**Exercise task:** Take the lines from the one containing "Read out every word on this page." through the final line below and restate them exactly. Omit the pictures.

Start Records provided

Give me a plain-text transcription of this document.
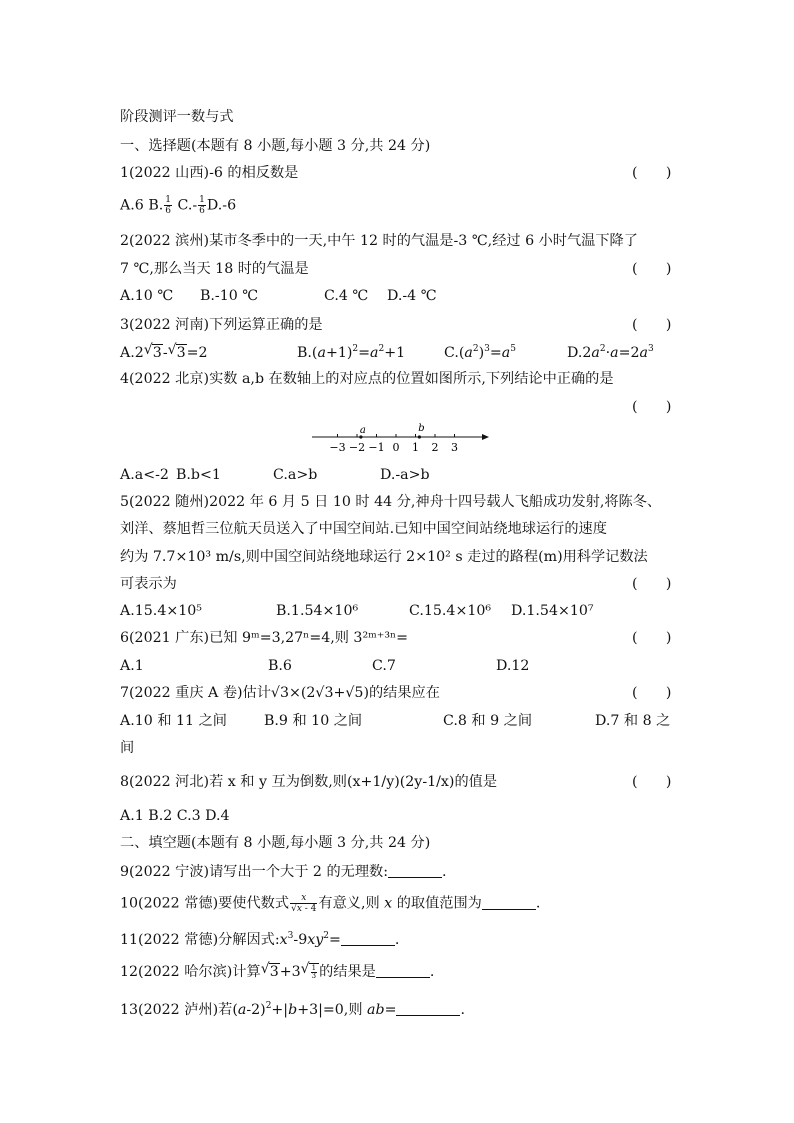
阶段测评一数与式
一、选择题(本题有 8 小题,每小题 3 分,共 24 分)
1(2022 山西)-6 的相反数是	(　　)
A.6 B. $\frac{1}{6} C.- \frac{1}{6} D.-6$
2(2022 滨州)某市冬季中的一天,中午 12 时的气温是-3 ℃,经过 6 小时气温下降了
7 ℃,那么当天 18 时的气温是	(　　)
A.10 ℃ B.-10 ℃	C.4 ℃ D.-4 ℃
3(2022 河南)下列运算正确的是	(　　)
A.2 √ 3- √ 3=2	$B.(a+1)^2=a^2+1$	$C.(a^2)^3=a^5$	$D.2a^2\cdot a=2a^3$
4(2022 北京)实数 a,b 在数轴上的对应点的位置如图所示,下列结论中正确的是
(　　)
−3 −2 −1 0 1 2 3
a	b
A.a<-2 B.b<1	C.a>b	D.-a>b
5(2022 随州)2022 年 6 月 5 日 10 时 44 分,神舟十四号载人飞船成功发射,将陈冬、
刘洋、蔡旭哲三位航天员送入了中国空间站.已知中国空间站绕地球运行的速度
约为 7.7×10³ m/s,则中国空间站绕地球运行 2×10² s 走过的路程(m)用科学记数法
可表示为	(　　)
A.15.4×10⁵	B.1.54×10⁶	C.15.4×10⁶ D.1.54×10⁷
6(2021 广东)已知 9ᵐ=3,27ⁿ=4,则 3²ᵐ⁺³ⁿ=	(　　)
A.1	B.6	C.7	D.12
7(2022 重庆 A 卷)估计√3×(2√3+√5)的结果应在	(　　)
A.10 和 11 之间	B.9 和 10 之间	C.8 和 9 之间	D.7 和 8 之
间
8(2022 河北)若 x 和 y 互为倒数,则(x+1/y)(2y-1/x)的值是	(　　)
A.1 B.2 C.3 D.4
二、填空题(本题有 8 小题,每小题 3 分,共 24 分)
9(2022 宁波)请写出一个大于 2 的无理数:	.
10(2022 常德)要使代数式 $\frac{x}{√x - 4}$ 有意义,则 x 的取值范围为	.
11(2022 常德)分解因式$:x^3-9xy^2=$	.
12(2022 哈尔滨)计算 √ 3+3 √ $\frac{1}{3}$ 的结果是	.
13(2022 泸州)若$(a-2)^2+|b+3|=0$,则 ab=	.
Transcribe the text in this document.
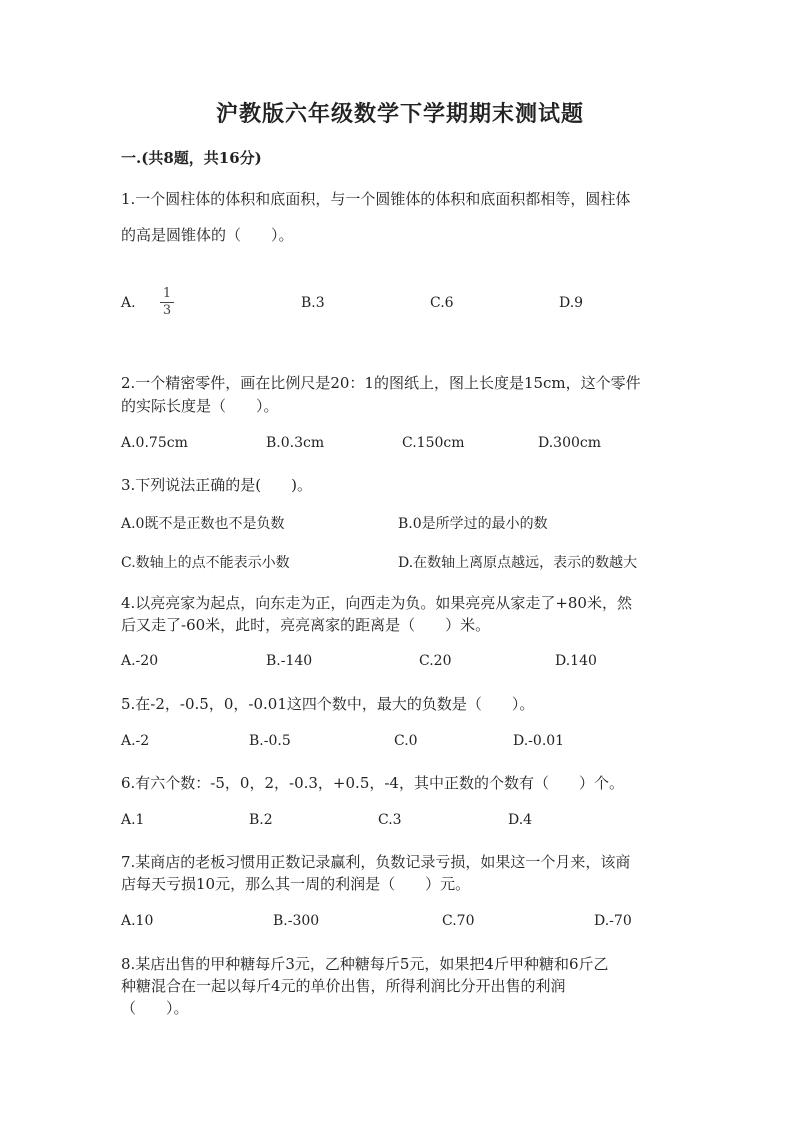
沪教版六年级数学下学期期末测试题
一.(共8题，共16分)
1.一个圆柱体的体积和底面积，与一个圆锥体的体积和底面积都相等，圆柱体
的高是圆锥体的（　　）。
A.
1
3	B.3	C.6	D.9
2.一个精密零件，画在比例尺是20：1的图纸上，图上长度是15cm，这个零件
的实际长度是（　　）。
A.0.75cm	B.0.3cm	C.150cm	D.300cm
3.下列说法正确的是(　　)。
A.0既不是正数也不是负数	B.0是所学过的最小的数
C.数轴上的点不能表示小数	D.在数轴上离原点越远，表示的数越大
4.以亮亮家为起点，向东走为正，向西走为负。如果亮亮从家走了+80米，然
后又走了-60米，此时，亮亮离家的距离是（　　）米。
A.-20	B.-140	C.20	D.140
5.在-2，-0.5，0，-0.01这四个数中，最大的负数是（　　）。
A.-2	B.-0.5	C.0	D.-0.01
6.有六个数：-5，0，2，-0.3，+0.5，-4，其中正数的个数有（　　）个。
A.1	B.2	C.3	D.4
7.某商店的老板习惯用正数记录赢利，负数记录亏损，如果这一个月来，该商
店每天亏损10元，那么其一周的利润是（　　）元。
A.10	B.-300	C.70	D.-70
8.某店出售的甲种糖每斤3元，乙种糖每斤5元，如果把4斤甲种糖和6斤乙
种糖混合在一起以每斤4元的单价出售，所得利润比分开出售的利润
（　　）。
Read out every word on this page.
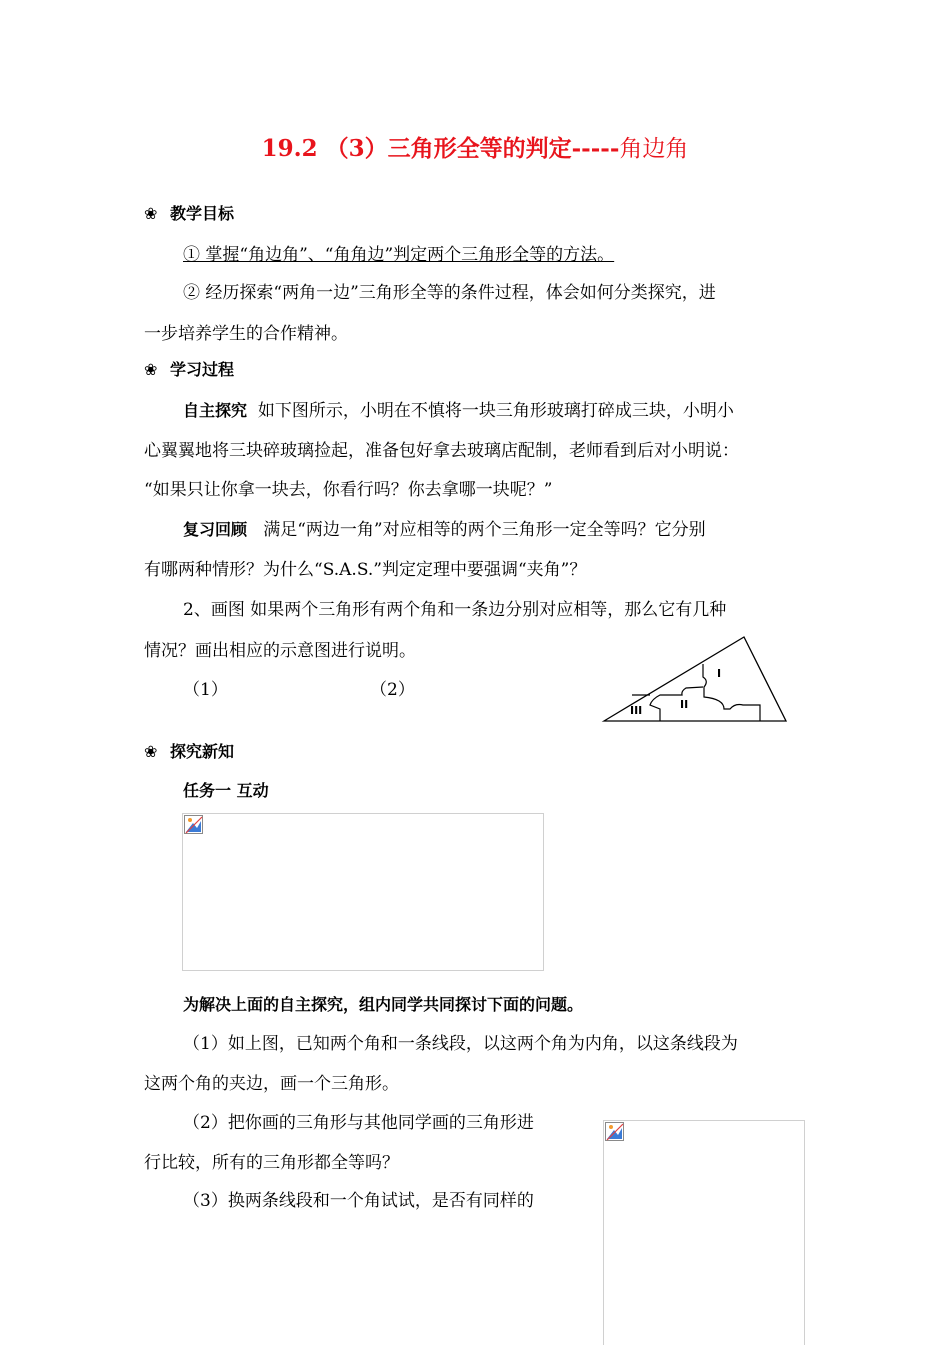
19.2 （3）三角形全等的判定-----角边角
❀ 教学目标
① 掌握“角边角”、“角角边”判定两个三角形全等的方法。
② 经历探索“两角一边”三角形全等的条件过程，体会如何分类探究，进
一步培养学生的合作精神。
❀ 学习过程
自主探究 如下图所示，小明在不慎将一块三角形玻璃打碎成三块，小明小
心翼翼地将三块碎玻璃捡起，准备包好拿去玻璃店配制，老师看到后对小明说：
“如果只让你拿一块去，你看行吗？你去拿哪一块呢？”
复习回顾 满足“两边一角”对应相等的两个三角形一定全等吗？它分别
有哪两种情形？为什么“S.A.S.”判定定理中要强调“夹角”？
2、画图 如果两个三角形有两个角和一条边分别对应相等，那么它有几种
情况？画出相应的示意图进行说明。
（1）	（2）
I
II
III
❀ 探究新知
任务一 互动
为解决上面的自主探究，组内同学共同探讨下面的问题。
（1）如上图，已知两个角和一条线段，以这两个角为内角，以这条线段为
这两个角的夹边，画一个三角形。
（2）把你画的三角形与其他同学画的三角形进
行比较，所有的三角形都全等吗？
（3）换两条线段和一个角试试，是否有同样的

End Records provided

**Exercise answer:**
Read out every word on this page.
19.2 （3）三角形全等的判定-----角边角
❀ 教学目标
① 掌握“角边角”、“角角边”判定两个三角形全等的方法。
② 经历探索“两角一边”三角形全等的条件过程，体会如何分类探究，进
一步培养学生的合作精神。
❀ 学习过程
自主探究 如下图所示，小明在不慎将一块三角形玻璃打碎成三块，小明小
心翼翼地将三块碎玻璃捡起，准备包好拿去玻璃店配制，老师看到后对小明说：
“如果只让你拿一块去，你看行吗？你去拿哪一块呢？”
复习回顾 满足“两边一角”对应相等的两个三角形一定全等吗？它分别
有哪两种情形？为什么“S.A.S.”判定定理中要强调“夹角”？
2、画图 如果两个三角形有两个角和一条边分别对应相等，那么它有几种
情况？画出相应的示意图进行说明。
（1）	（2）
I
II
III
❀ 探究新知
任务一 互动
为解决上面的自主探究，组内同学共同探讨下面的问题。
（1）如上图，已知两个角和一条线段，以这两个角为内角，以这条线段为
这两个角的夹边，画一个三角形。
（2）把你画的三角形与其他同学画的三角形进
行比较，所有的三角形都全等吗？
（3）换两条线段和一个角试试，是否有同样的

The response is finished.